- PROMPT -
Can you transcribe the data exactly? Leave the pictures out.

- DATA ROWS -
= = = = = = =
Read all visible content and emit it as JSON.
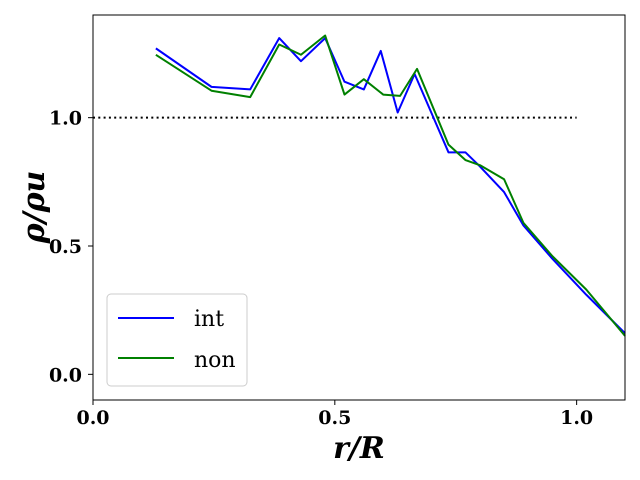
{
  "chart_data": {
    "type": "line",
    "xlabel": "r/R",
    "ylabel": "ρ/ρu",
    "xlim": [
      0.0,
      1.1
    ],
    "ylim": [
      -0.1,
      1.4
    ],
    "xticks": [
      0.0,
      0.5,
      1.0
    ],
    "yticks": [
      0.0,
      0.5,
      1.0
    ],
    "xtick_labels": [
      "0.0",
      "0.5",
      "1.0"
    ],
    "ytick_labels": [
      "0.0",
      "0.5",
      "1.0"
    ],
    "grid": false,
    "legend_position": "lower-left",
    "reference_line": {
      "y": 1.0,
      "x_range": [
        0.0,
        1.0
      ],
      "style": "dotted",
      "color": "#000000"
    },
    "series": [
      {
        "name": "int",
        "color": "#0000ff",
        "x": [
          0.13,
          0.245,
          0.325,
          0.385,
          0.43,
          0.48,
          0.52,
          0.56,
          0.595,
          0.63,
          0.665,
          0.735,
          0.77,
          0.8,
          0.85,
          0.89,
          0.95,
          1.02,
          1.1
        ],
        "y": [
          1.27,
          1.12,
          1.11,
          1.31,
          1.22,
          1.31,
          1.14,
          1.11,
          1.26,
          1.02,
          1.17,
          0.865,
          0.865,
          0.81,
          0.71,
          0.58,
          0.45,
          0.31,
          0.16
        ]
      },
      {
        "name": "non",
        "color": "#008000",
        "x": [
          0.13,
          0.245,
          0.325,
          0.385,
          0.43,
          0.48,
          0.52,
          0.56,
          0.6,
          0.635,
          0.67,
          0.735,
          0.77,
          0.8,
          0.85,
          0.89,
          0.95,
          1.02,
          1.1
        ],
        "y": [
          1.245,
          1.105,
          1.08,
          1.285,
          1.245,
          1.32,
          1.09,
          1.15,
          1.09,
          1.085,
          1.19,
          0.895,
          0.835,
          0.815,
          0.76,
          0.59,
          0.46,
          0.33,
          0.15
        ]
      }
    ]
  }
}
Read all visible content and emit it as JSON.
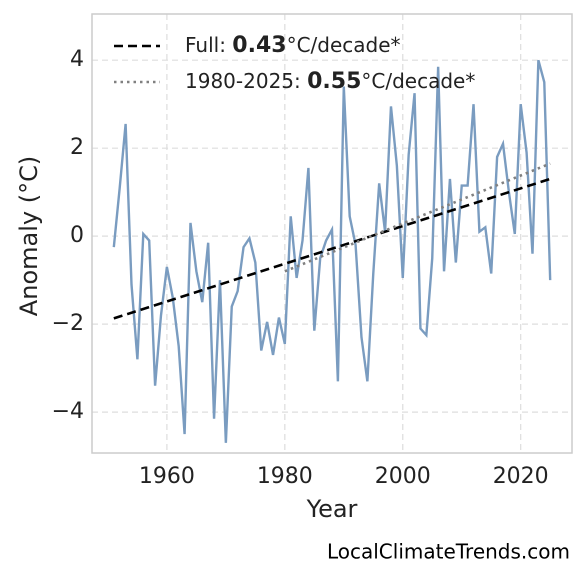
{
  "chart_data": {
    "type": "line",
    "x_label": "Year",
    "y_label": "Anomaly (°C)",
    "source": "LocalClimateTrends.com",
    "xlim": [
      1947.3,
      2028.7
    ],
    "ylim": [
      -4.93,
      5.05
    ],
    "xticks": [
      1960,
      1980,
      2000,
      2020
    ],
    "yticks": [
      {
        "value": -4,
        "label": "−4"
      },
      {
        "value": -2,
        "label": "−2"
      },
      0,
      2,
      4
    ],
    "grid": true,
    "legend": "upper left",
    "series": [
      {
        "color": "#7a9cc0",
        "style": "solid",
        "x": [
          1951,
          1952,
          1953,
          1954,
          1955,
          1956,
          1957,
          1958,
          1959,
          1960,
          1961,
          1962,
          1963,
          1964,
          1965,
          1966,
          1967,
          1968,
          1969,
          1970,
          1971,
          1972,
          1973,
          1974,
          1975,
          1976,
          1977,
          1978,
          1979,
          1980,
          1981,
          1982,
          1983,
          1984,
          1985,
          1986,
          1987,
          1988,
          1989,
          1990,
          1991,
          1992,
          1993,
          1994,
          1995,
          1996,
          1997,
          1998,
          1999,
          2000,
          2001,
          2002,
          2003,
          2004,
          2005,
          2006,
          2007,
          2008,
          2009,
          2010,
          2011,
          2012,
          2013,
          2014,
          2015,
          2016,
          2017,
          2018,
          2019,
          2020,
          2021,
          2022,
          2023,
          2024,
          2025
        ],
        "values": [
          -0.25,
          1.1,
          2.55,
          -1.1,
          -2.8,
          0.05,
          -0.1,
          -3.4,
          -1.8,
          -0.7,
          -1.4,
          -2.5,
          -4.5,
          0.3,
          -0.8,
          -1.5,
          -0.15,
          -4.15,
          -1.0,
          -4.7,
          -1.6,
          -1.25,
          -0.25,
          -0.05,
          -0.6,
          -2.6,
          -1.95,
          -2.7,
          -1.85,
          -2.45,
          0.45,
          -0.95,
          -0.1,
          1.55,
          -2.15,
          -0.5,
          -0.1,
          0.15,
          -3.3,
          3.4,
          0.45,
          -0.2,
          -2.3,
          -3.3,
          -0.85,
          1.2,
          0.1,
          2.95,
          1.6,
          -0.95,
          1.85,
          3.25,
          -2.1,
          -2.25,
          -0.5,
          3.85,
          -0.8,
          1.3,
          -0.6,
          1.15,
          1.15,
          3.0,
          0.1,
          0.2,
          -0.85,
          1.8,
          2.1,
          1.0,
          0.05,
          3.0,
          1.9,
          -0.4,
          4.0,
          3.5,
          -1.0
        ]
      },
      {
        "name": "Full: 0.43°C/decade*",
        "color": "#000000",
        "style": "dashed",
        "x": [
          1951,
          2025
        ],
        "values": [
          -1.87,
          1.3
        ]
      },
      {
        "name": "1980-2025: 0.55°C/decade*",
        "color": "#808080",
        "style": "dotted",
        "x": [
          1980,
          2025
        ],
        "values": [
          -0.8,
          1.65
        ]
      }
    ]
  }
}
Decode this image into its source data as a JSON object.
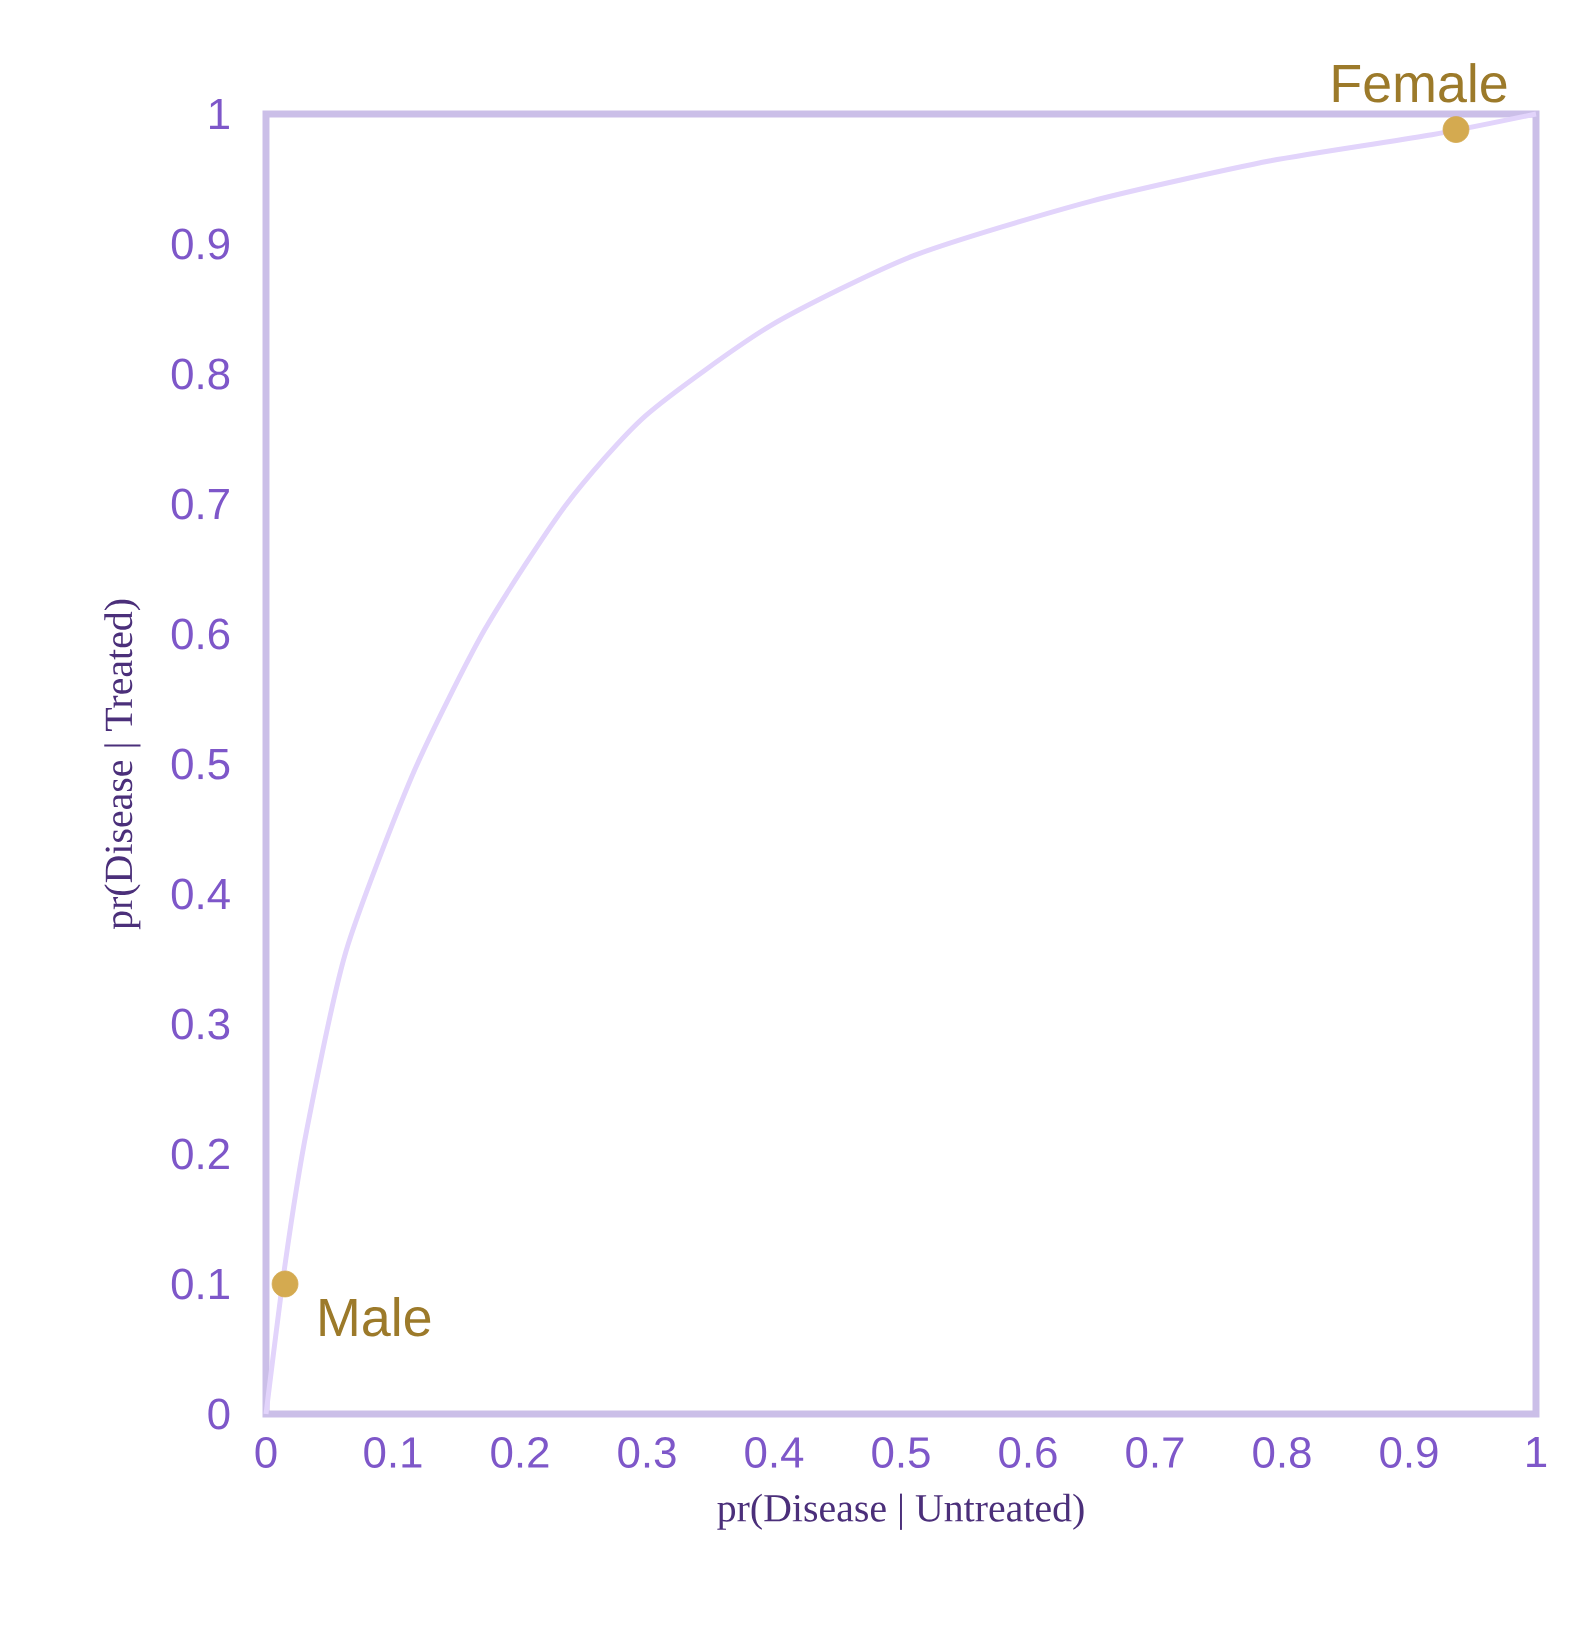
{
  "chart_data": {
    "type": "line",
    "xlabel": "pr(Disease | Untreated)",
    "ylabel": "pr(Disease | Treated)",
    "xlim": [
      0,
      1
    ],
    "ylim": [
      0,
      1
    ],
    "xticks": [
      0,
      0.1,
      0.2,
      0.3,
      0.4,
      0.5,
      0.6,
      0.7,
      0.8,
      0.9,
      1
    ],
    "yticks": [
      0,
      0.1,
      0.2,
      0.3,
      0.4,
      0.5,
      0.6,
      0.7,
      0.8,
      0.9,
      1
    ],
    "grid": false,
    "legend": false,
    "series": [
      {
        "color": "#e2d4fb",
        "marker": "none",
        "line_style": "solid",
        "x": [
          0,
          0.015,
          0.032,
          0.063,
          0.116,
          0.172,
          0.236,
          0.299,
          0.397,
          0.51,
          0.65,
          0.791,
          0.918,
          1
        ],
        "values": [
          0,
          0.115,
          0.218,
          0.356,
          0.493,
          0.603,
          0.699,
          0.768,
          0.837,
          0.891,
          0.933,
          0.964,
          0.984,
          1
        ]
      },
      {
        "type": "scatter",
        "color": "#d4aa50",
        "marker": "circle",
        "x": [
          0.015,
          0.937
        ],
        "values": [
          0.1,
          0.988
        ]
      }
    ],
    "annotations": [
      {
        "text": "Male",
        "x": 0.015,
        "y": 0.1
      },
      {
        "text": "Female",
        "x": 0.937,
        "y": 0.988
      }
    ]
  }
}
= = = = = = =
- WORKED SOLUTION -
Read all visible content and emit it as JSON.
{
  "chart_data": {
    "type": "line",
    "xlabel": "r/R",
    "ylabel": "ρ/ρu",
    "xlim": [
      0.0,
      1.1
    ],
    "ylim": [
      -0.1,
      1.4
    ],
    "xticks": [
      0.0,
      0.5,
      1.0
    ],
    "yticks": [
      0.0,
      0.5,
      1.0
    ],
    "xtick_labels": [
      "0.0",
      "0.5",
      "1.0"
    ],
    "ytick_labels": [
      "0.0",
      "0.5",
      "1.0"
    ],
    "grid": false,
    "legend_position": "lower-left",
    "reference_line": {
      "y": 1.0,
      "x_range": [
        0.0,
        1.0
      ],
      "style": "dotted",
      "color": "#000000"
    },
    "series": [
      {
        "name": "int",
        "color": "#0000ff",
        "x": [
          0.13,
          0.245,
          0.325,
          0.385,
          0.43,
          0.48,
          0.52,
          0.56,
          0.595,
          0.63,
          0.665,
          0.735,
          0.77,
          0.8,
          0.85,
          0.89,
          0.95,
          1.02,
          1.1
        ],
        "y": [
          1.27,
          1.12,
          1.11,
          1.31,
          1.22,
          1.31,
          1.14,
          1.11,
          1.26,
          1.02,
          1.17,
          0.865,
          0.865,
          0.81,
          0.71,
          0.58,
          0.45,
          0.31,
          0.16
        ]
      },
      {
        "name": "non",
        "color": "#008000",
        "x": [
          0.13,
          0.245,
          0.325,
          0.385,
          0.43,
          0.48,
          0.52,
          0.56,
          0.6,
          0.635,
          0.67,
          0.735,
          0.77,
          0.8,
          0.85,
          0.89,
          0.95,
          1.02,
          1.1
        ],
        "y": [
          1.245,
          1.105,
          1.08,
          1.285,
          1.245,
          1.32,
          1.09,
          1.15,
          1.09,
          1.085,
          1.19,
          0.895,
          0.835,
          0.815,
          0.76,
          0.59,
          0.46,
          0.33,
          0.15
        ]
      }
    ]
  }
}
Read all visible content and emit it as JSON.
{
  "chart_data": {
    "type": "line",
    "x_label": "Year",
    "y_label": "Anomaly (°C)",
    "source": "LocalClimateTrends.com",
    "xlim": [
      1947.3,
      2028.7
    ],
    "ylim": [
      -4.93,
      5.05
    ],
    "xticks": [
      1960,
      1980,
      2000,
      2020
    ],
    "yticks": [
      {
        "value": -4,
        "label": "−4"
      },
      {
        "value": -2,
        "label": "−2"
      },
      0,
      2,
      4
    ],
    "grid": true,
    "legend": "upper left",
    "series": [
      {
        "color": "#7a9cc0",
        "style": "solid",
        "x": [
          1951,
          1952,
          1953,
          1954,
          1955,
          1956,
          1957,
          1958,
          1959,
          1960,
          1961,
          1962,
          1963,
          1964,
          1965,
          1966,
          1967,
          1968,
          1969,
          1970,
          1971,
          1972,
          1973,
          1974,
          1975,
          1976,
          1977,
          1978,
          1979,
          1980,
          1981,
          1982,
          1983,
          1984,
          1985,
          1986,
          1987,
          1988,
          1989,
          1990,
          1991,
          1992,
          1993,
          1994,
          1995,
          1996,
          1997,
          1998,
          1999,
          2000,
          2001,
          2002,
          2003,
          2004,
          2005,
          2006,
          2007,
          2008,
          2009,
          2010,
          2011,
          2012,
          2013,
          2014,
          2015,
          2016,
          2017,
          2018,
          2019,
          2020,
          2021,
          2022,
          2023,
          2024,
          2025
        ],
        "values": [
          -0.25,
          1.1,
          2.55,
          -1.1,
          -2.8,
          0.05,
          -0.1,
          -3.4,
          -1.8,
          -0.7,
          -1.4,
          -2.5,
          -4.5,
          0.3,
          -0.8,
          -1.5,
          -0.15,
          -4.15,
          -1.0,
          -4.7,
          -1.6,
          -1.25,
          -0.25,
          -0.05,
          -0.6,
          -2.6,
          -1.95,
          -2.7,
          -1.85,
          -2.45,
          0.45,
          -0.95,
          -0.1,
          1.55,
          -2.15,
          -0.5,
          -0.1,
          0.15,
          -3.3,
          3.4,
          0.45,
          -0.2,
          -2.3,
          -3.3,
          -0.85,
          1.2,
          0.1,
          2.95,
          1.6,
          -0.95,
          1.85,
          3.25,
          -2.1,
          -2.25,
          -0.5,
          3.85,
          -0.8,
          1.3,
          -0.6,
          1.15,
          1.15,
          3.0,
          0.1,
          0.2,
          -0.85,
          1.8,
          2.1,
          1.0,
          0.05,
          3.0,
          1.9,
          -0.4,
          4.0,
          3.5,
          -1.0
        ]
      },
      {
        "name": "Full: 0.43°C/decade*",
        "color": "#000000",
        "style": "dashed",
        "x": [
          1951,
          2025
        ],
        "values": [
          -1.87,
          1.3
        ]
      },
      {
        "name": "1980-2025: 0.55°C/decade*",
        "color": "#808080",
        "style": "dotted",
        "x": [
          1980,
          2025
        ],
        "values": [
          -0.8,
          1.65
        ]
      }
    ]
  }
}
Decode this image into its source data as a JSON object.
{
  "chart_data": {
    "type": "line",
    "xlabel": "pr(Disease | Untreated)",
    "ylabel": "pr(Disease | Treated)",
    "xlim": [
      0,
      1
    ],
    "ylim": [
      0,
      1
    ],
    "xticks": [
      0,
      0.1,
      0.2,
      0.3,
      0.4,
      0.5,
      0.6,
      0.7,
      0.8,
      0.9,
      1
    ],
    "yticks": [
      0,
      0.1,
      0.2,
      0.3,
      0.4,
      0.5,
      0.6,
      0.7,
      0.8,
      0.9,
      1
    ],
    "grid": false,
    "legend": false,
    "series": [
      {
        "color": "#e2d4fb",
        "marker": "none",
        "line_style": "solid",
        "x": [
          0,
          0.015,
          0.032,
          0.063,
          0.116,
          0.172,
          0.236,
          0.299,
          0.397,
          0.51,
          0.65,
          0.791,
          0.918,
          1
        ],
        "values": [
          0,
          0.115,
          0.218,
          0.356,
          0.493,
          0.603,
          0.699,
          0.768,
          0.837,
          0.891,
          0.933,
          0.964,
          0.984,
          1
        ]
      },
      {
        "type": "scatter",
        "color": "#d4aa50",
        "marker": "circle",
        "x": [
          0.015,
          0.937
        ],
        "values": [
          0.1,
          0.988
        ]
      }
    ],
    "annotations": [
      {
        "text": "Male",
        "x": 0.015,
        "y": 0.1
      },
      {
        "text": "Female",
        "x": 0.937,
        "y": 0.988
      }
    ]
  }
}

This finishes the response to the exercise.